-- START OF Dataset content --

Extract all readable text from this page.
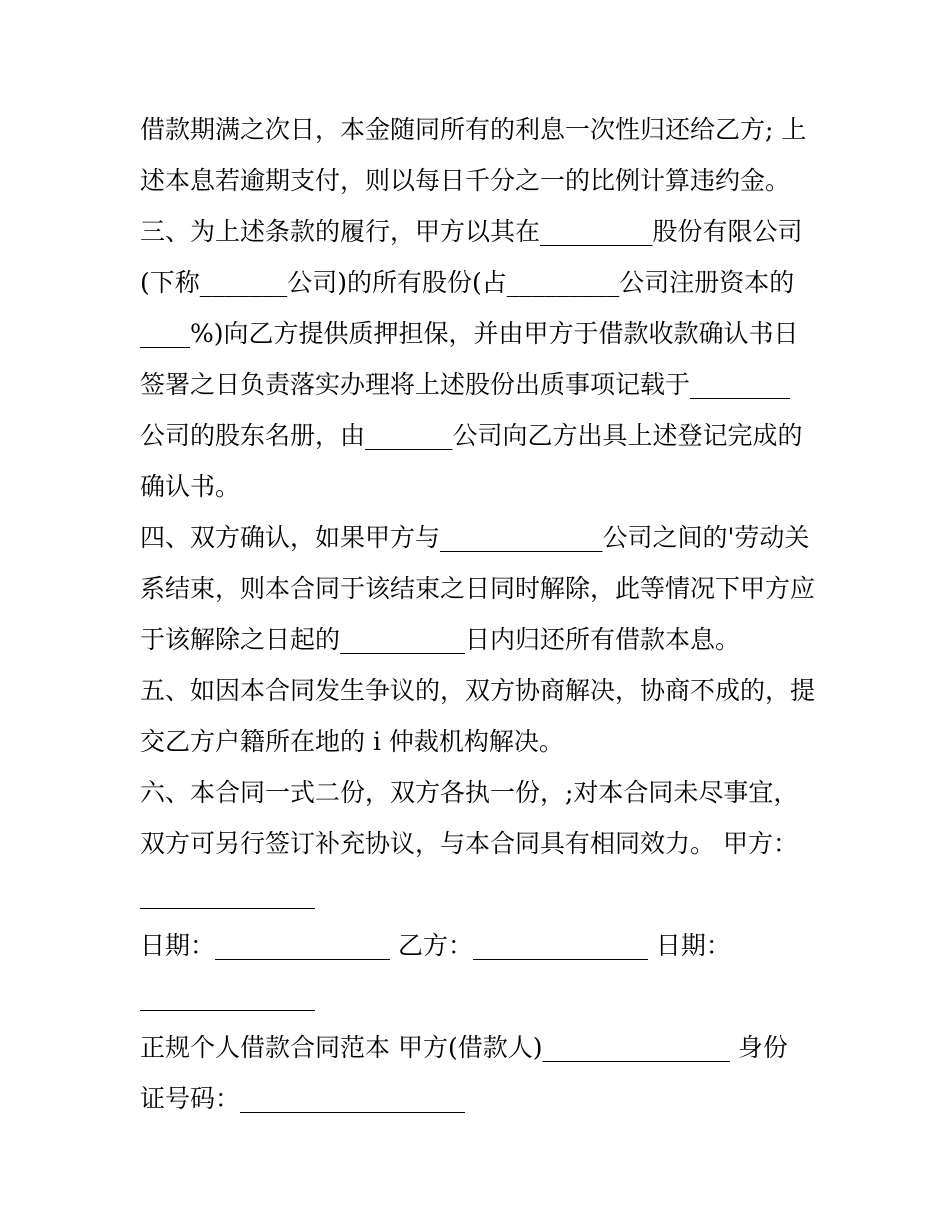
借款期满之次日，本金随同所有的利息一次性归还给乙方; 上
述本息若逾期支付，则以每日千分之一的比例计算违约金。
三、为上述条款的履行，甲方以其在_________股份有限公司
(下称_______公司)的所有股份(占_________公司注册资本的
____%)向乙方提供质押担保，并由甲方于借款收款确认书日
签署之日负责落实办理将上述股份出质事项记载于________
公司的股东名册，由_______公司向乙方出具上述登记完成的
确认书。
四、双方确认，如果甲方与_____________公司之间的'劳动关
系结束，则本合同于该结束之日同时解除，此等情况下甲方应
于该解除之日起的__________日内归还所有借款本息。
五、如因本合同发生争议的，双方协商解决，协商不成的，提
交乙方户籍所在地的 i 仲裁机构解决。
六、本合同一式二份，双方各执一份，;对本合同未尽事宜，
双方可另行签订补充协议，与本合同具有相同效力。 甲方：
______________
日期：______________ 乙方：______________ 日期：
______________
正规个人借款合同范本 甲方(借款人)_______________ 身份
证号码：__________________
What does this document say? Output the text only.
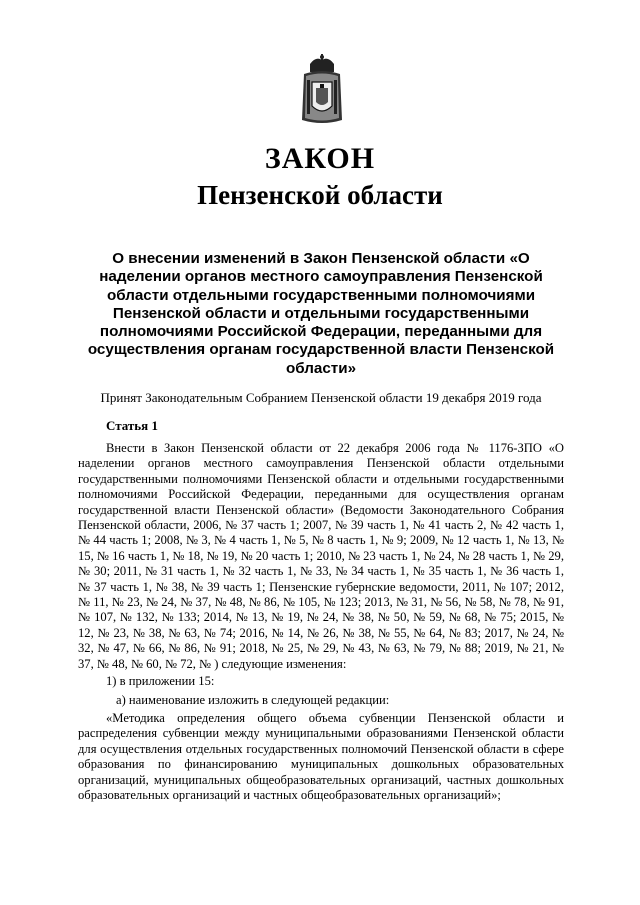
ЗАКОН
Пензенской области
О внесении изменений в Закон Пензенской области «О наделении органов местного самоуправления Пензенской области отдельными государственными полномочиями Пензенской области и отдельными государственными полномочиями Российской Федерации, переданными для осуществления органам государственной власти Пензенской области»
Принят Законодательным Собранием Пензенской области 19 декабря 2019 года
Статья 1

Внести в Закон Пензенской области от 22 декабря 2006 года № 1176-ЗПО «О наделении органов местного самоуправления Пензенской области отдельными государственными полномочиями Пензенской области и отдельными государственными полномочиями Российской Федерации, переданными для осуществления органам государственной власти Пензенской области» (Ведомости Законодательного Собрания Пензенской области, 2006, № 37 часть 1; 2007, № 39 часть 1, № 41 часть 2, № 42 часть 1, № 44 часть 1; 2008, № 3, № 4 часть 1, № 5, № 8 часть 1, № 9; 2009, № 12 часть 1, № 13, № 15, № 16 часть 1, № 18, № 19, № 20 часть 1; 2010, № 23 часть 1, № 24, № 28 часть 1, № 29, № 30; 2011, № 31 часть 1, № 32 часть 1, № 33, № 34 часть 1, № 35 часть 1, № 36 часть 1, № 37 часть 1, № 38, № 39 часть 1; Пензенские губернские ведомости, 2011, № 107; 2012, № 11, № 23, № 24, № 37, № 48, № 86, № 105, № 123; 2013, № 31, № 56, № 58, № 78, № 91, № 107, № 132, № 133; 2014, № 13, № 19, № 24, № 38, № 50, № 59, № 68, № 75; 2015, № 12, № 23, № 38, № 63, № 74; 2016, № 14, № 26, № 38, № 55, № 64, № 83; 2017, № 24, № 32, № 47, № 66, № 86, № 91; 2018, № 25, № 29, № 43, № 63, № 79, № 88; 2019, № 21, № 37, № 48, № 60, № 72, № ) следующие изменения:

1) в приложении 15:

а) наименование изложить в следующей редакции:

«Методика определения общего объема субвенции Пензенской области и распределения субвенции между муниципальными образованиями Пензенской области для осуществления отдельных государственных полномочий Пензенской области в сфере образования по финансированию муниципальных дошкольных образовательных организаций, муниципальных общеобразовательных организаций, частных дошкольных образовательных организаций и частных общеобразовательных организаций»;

-- END OF Dataset content --
-- START OF Dataset content --

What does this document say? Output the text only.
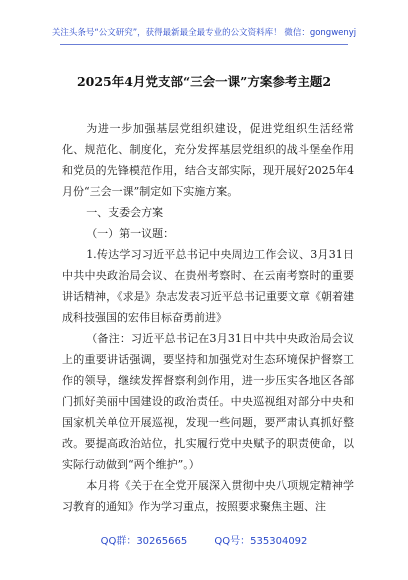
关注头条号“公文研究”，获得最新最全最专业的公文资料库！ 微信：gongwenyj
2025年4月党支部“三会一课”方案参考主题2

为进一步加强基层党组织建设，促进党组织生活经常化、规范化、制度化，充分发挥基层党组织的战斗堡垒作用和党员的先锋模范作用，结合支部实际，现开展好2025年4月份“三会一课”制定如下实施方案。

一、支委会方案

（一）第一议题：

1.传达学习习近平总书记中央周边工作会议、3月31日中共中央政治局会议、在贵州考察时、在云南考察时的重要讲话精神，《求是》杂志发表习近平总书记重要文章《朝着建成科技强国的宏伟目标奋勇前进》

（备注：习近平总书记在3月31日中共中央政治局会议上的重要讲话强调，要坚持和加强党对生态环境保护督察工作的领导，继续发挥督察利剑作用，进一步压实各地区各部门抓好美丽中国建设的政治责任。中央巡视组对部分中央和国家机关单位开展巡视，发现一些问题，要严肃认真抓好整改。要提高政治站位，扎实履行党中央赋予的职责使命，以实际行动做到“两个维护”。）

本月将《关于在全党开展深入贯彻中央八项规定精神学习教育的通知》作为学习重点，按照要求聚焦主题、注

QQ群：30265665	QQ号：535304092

-- END OF Dataset content --

**What is expected:**
Search the records for the word "самоуправления". Copy every line that has it.

**Answer for the task:**
О внесении изменений в Закон Пензенской области «О наделении органов местного самоуправления Пензенской области отдельными государственными полномочиями Пензенской области и отдельными государственными полномочиями Российской Федерации, переданными для осуществления органам государственной власти Пензенской области»
Внести в Закон Пензенской области от 22 декабря 2006 года № 1176-ЗПО «О наделении органов местного самоуправления Пензенской области отдельными государственными полномочиями Пензенской области и отдельными государственными полномочиями Российской Федерации, переданными для осуществления органам государственной власти Пензенской области» (Ведомости Законодательного Собрания Пензенской области, 2006, № 37 часть 1; 2007, № 39 часть 1, № 41 часть 2, № 42 часть 1, № 44 часть 1; 2008, № 3, № 4 часть 1, № 5, № 8 часть 1, № 9; 2009, № 12 часть 1, № 13, № 15, № 16 часть 1, № 18, № 19, № 20 часть 1; 2010, № 23 часть 1, № 24, № 28 часть 1, № 29, № 30; 2011, № 31 часть 1, № 32 часть 1, № 33, № 34 часть 1, № 35 часть 1, № 36 часть 1, № 37 часть 1, № 38, № 39 часть 1; Пензенские губернские ведомости, 2011, № 107; 2012, № 11, № 23, № 24, № 37, № 48, № 86, № 105, № 123; 2013, № 31, № 56, № 58, № 78, № 91, № 107, № 132, № 133; 2014, № 13, № 19, № 24, № 38, № 50, № 59, № 68, № 75; 2015, № 12, № 23, № 38, № 63, № 74; 2016, № 14, № 26, № 38, № 55, № 64, № 83; 2017, № 24, № 32, № 47, № 66, № 86, № 91; 2018, № 25, № 29, № 43, № 63, № 79, № 88; 2019, № 21, № 37, № 48, № 60, № 72, № ) следующие изменения:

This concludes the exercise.